Given instruction → Draw out every line with the word "preliminares" from the listing below.

Items from a figure collection:
■ ■ ■

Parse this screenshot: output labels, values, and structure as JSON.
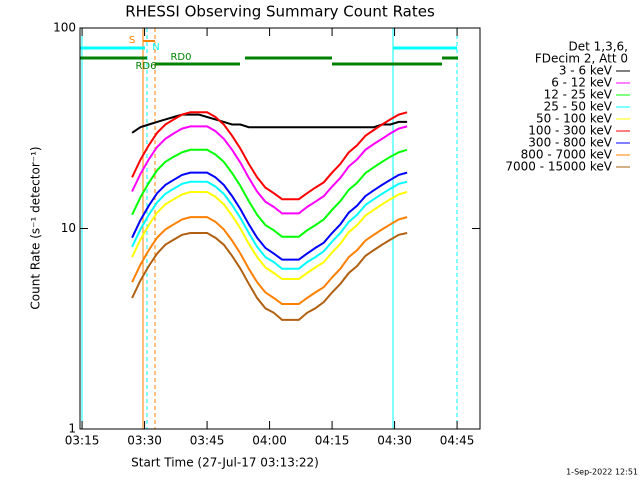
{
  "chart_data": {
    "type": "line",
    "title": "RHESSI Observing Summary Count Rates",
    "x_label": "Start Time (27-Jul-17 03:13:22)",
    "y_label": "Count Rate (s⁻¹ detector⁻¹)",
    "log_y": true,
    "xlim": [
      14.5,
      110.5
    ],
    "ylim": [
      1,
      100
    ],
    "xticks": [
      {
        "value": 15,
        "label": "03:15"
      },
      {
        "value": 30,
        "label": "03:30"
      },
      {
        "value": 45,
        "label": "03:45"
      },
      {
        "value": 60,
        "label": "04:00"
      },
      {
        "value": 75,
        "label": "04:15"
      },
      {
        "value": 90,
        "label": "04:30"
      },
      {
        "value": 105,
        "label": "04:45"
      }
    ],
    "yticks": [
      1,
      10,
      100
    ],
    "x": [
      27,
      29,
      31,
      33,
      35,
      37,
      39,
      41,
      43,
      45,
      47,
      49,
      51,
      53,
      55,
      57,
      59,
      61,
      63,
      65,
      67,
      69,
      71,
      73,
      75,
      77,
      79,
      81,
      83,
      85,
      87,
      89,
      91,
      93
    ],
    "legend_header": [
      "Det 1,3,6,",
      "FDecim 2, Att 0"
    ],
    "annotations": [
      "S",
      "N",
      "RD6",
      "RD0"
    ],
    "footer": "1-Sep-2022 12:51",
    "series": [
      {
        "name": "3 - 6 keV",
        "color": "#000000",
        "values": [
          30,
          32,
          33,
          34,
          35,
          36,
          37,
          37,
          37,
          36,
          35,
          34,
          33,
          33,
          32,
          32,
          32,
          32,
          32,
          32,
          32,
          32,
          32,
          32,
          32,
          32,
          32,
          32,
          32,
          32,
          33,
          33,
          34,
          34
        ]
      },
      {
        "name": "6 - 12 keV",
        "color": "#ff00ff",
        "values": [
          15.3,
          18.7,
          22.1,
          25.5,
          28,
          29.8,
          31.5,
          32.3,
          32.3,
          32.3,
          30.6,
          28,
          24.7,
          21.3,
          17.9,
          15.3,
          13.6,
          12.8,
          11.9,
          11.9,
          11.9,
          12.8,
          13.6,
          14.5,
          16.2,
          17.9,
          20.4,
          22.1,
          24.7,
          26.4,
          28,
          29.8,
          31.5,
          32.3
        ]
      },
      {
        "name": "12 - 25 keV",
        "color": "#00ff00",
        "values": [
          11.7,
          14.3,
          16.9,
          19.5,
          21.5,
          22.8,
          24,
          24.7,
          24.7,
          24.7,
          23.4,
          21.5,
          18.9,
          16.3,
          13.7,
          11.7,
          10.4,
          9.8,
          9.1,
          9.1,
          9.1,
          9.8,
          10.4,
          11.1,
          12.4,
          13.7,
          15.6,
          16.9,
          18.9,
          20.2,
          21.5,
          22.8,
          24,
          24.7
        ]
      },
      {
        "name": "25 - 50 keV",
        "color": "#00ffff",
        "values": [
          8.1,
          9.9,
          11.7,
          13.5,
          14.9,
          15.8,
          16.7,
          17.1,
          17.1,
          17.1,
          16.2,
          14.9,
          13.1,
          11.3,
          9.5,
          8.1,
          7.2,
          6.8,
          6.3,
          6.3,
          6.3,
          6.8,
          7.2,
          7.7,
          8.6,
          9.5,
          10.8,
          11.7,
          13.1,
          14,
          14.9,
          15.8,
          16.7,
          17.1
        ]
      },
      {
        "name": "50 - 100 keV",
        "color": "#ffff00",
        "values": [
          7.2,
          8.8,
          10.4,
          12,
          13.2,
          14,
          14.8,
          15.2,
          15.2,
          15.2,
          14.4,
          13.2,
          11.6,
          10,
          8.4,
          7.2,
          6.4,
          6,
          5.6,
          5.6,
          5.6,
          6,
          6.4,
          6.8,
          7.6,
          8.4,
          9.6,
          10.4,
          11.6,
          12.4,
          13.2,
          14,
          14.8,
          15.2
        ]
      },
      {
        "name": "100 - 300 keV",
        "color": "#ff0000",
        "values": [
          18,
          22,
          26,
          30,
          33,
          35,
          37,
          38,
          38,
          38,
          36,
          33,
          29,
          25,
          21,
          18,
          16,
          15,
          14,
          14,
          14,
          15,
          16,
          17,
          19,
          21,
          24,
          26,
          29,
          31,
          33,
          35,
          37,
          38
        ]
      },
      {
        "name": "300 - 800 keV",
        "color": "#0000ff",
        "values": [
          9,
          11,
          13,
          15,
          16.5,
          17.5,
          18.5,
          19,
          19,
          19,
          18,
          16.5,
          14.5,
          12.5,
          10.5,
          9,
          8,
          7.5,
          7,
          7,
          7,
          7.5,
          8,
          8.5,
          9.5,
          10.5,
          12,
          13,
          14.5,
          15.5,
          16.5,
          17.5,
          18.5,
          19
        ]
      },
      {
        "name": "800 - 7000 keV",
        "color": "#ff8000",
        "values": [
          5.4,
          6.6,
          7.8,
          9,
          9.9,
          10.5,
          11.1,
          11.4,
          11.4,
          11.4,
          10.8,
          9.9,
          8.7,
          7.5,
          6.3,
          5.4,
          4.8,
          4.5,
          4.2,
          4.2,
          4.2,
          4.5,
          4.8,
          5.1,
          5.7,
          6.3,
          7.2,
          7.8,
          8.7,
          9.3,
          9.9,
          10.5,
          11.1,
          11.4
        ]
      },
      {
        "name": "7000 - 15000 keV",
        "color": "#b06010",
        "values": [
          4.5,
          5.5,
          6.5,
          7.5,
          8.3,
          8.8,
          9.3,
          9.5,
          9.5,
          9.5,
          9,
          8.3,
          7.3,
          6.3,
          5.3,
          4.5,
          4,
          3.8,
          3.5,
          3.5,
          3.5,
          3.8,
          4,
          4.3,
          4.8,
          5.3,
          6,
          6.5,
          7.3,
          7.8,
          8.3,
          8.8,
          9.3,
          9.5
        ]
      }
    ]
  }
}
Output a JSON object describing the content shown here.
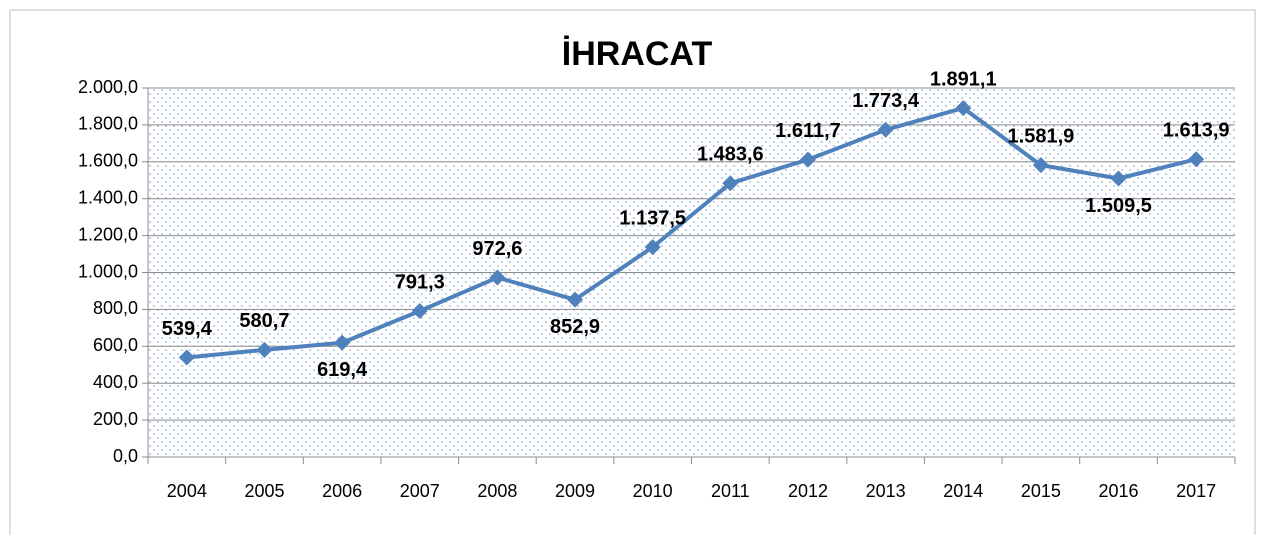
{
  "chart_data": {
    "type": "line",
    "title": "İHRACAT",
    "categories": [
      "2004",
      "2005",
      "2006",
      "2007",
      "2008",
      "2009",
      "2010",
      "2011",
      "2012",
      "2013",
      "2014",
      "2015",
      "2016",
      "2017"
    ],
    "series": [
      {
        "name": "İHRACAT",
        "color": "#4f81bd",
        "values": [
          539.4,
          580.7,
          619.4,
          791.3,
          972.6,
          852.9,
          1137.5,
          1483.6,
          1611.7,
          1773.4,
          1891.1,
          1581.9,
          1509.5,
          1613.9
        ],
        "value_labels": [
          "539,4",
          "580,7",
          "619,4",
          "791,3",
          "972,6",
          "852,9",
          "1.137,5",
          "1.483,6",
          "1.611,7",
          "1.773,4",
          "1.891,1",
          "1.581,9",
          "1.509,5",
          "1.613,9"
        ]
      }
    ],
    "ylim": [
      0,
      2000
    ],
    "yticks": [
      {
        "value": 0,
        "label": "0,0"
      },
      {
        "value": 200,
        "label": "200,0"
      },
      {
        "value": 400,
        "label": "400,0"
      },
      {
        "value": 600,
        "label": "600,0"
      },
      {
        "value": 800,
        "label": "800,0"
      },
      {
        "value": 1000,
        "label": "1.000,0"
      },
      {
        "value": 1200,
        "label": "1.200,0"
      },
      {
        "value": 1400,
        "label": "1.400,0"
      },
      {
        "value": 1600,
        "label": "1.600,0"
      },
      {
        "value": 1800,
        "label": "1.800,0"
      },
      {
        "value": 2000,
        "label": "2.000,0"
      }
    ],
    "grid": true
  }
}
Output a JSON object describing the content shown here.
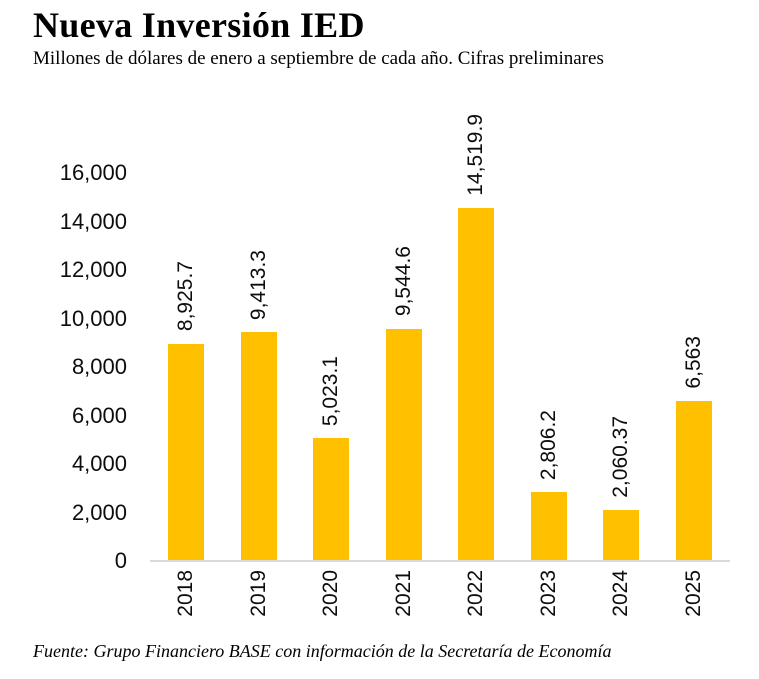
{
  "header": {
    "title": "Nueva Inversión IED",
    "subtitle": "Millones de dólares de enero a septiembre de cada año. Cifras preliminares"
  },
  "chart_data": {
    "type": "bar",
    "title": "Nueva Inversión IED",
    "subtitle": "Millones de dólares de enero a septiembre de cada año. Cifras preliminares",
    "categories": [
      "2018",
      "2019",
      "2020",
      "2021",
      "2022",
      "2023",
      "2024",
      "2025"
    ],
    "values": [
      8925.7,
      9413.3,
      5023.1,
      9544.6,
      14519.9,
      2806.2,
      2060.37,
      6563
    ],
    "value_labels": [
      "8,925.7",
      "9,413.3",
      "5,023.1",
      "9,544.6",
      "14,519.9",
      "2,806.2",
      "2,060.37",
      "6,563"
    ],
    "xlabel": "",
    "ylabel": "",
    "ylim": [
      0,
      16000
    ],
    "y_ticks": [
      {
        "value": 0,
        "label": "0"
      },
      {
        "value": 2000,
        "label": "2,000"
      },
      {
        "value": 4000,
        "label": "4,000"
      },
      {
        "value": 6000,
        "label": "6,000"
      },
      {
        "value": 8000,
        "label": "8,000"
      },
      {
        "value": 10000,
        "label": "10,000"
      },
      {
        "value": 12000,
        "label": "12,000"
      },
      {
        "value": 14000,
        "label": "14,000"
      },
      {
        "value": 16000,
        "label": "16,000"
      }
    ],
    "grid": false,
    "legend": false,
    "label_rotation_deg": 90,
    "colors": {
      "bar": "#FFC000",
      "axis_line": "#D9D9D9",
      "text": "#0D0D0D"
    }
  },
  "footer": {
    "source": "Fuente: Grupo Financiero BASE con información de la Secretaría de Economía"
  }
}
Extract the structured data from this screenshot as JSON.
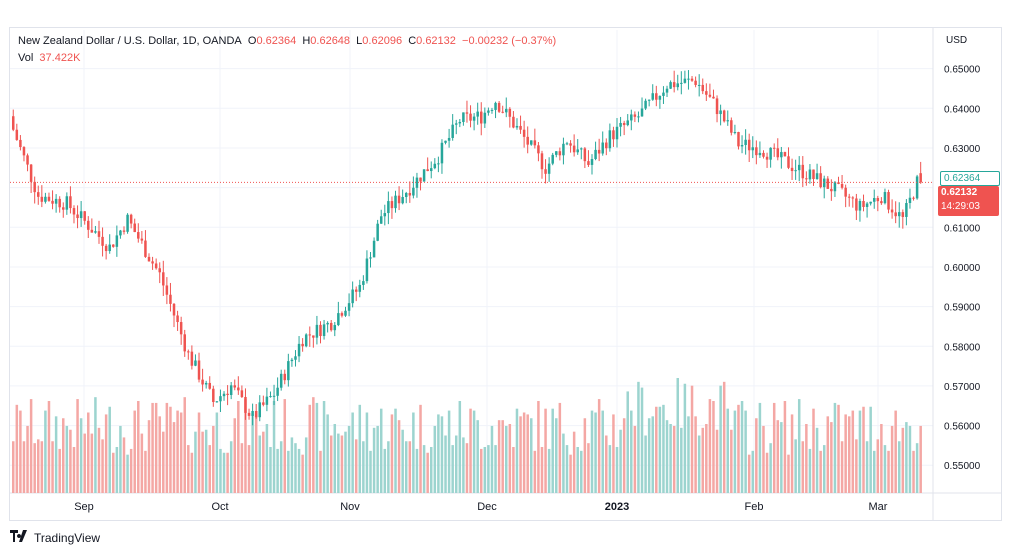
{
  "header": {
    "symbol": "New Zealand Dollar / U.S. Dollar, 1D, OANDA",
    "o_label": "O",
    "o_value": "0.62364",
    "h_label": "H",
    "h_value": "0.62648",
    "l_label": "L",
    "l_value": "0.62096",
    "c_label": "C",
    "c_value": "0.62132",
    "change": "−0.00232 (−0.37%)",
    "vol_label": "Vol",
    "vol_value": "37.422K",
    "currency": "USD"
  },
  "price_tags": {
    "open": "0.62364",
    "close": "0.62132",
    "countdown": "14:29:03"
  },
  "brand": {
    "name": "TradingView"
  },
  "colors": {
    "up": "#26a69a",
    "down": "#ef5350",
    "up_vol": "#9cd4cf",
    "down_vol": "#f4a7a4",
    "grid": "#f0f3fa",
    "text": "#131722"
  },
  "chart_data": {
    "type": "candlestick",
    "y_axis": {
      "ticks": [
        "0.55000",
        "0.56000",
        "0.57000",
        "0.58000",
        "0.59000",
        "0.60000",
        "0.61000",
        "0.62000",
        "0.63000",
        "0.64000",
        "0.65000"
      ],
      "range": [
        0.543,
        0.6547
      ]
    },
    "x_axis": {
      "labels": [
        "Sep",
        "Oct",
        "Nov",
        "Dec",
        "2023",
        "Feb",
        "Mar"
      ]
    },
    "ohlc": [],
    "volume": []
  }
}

■ ■ ■

Worked answer →
    "subtitle": "Millones de dólares de enero a septiembre de cada año. Cifras preliminares"
    "subtitle": "Millones de dólares de enero a septiembre de cada año. Cifras preliminares",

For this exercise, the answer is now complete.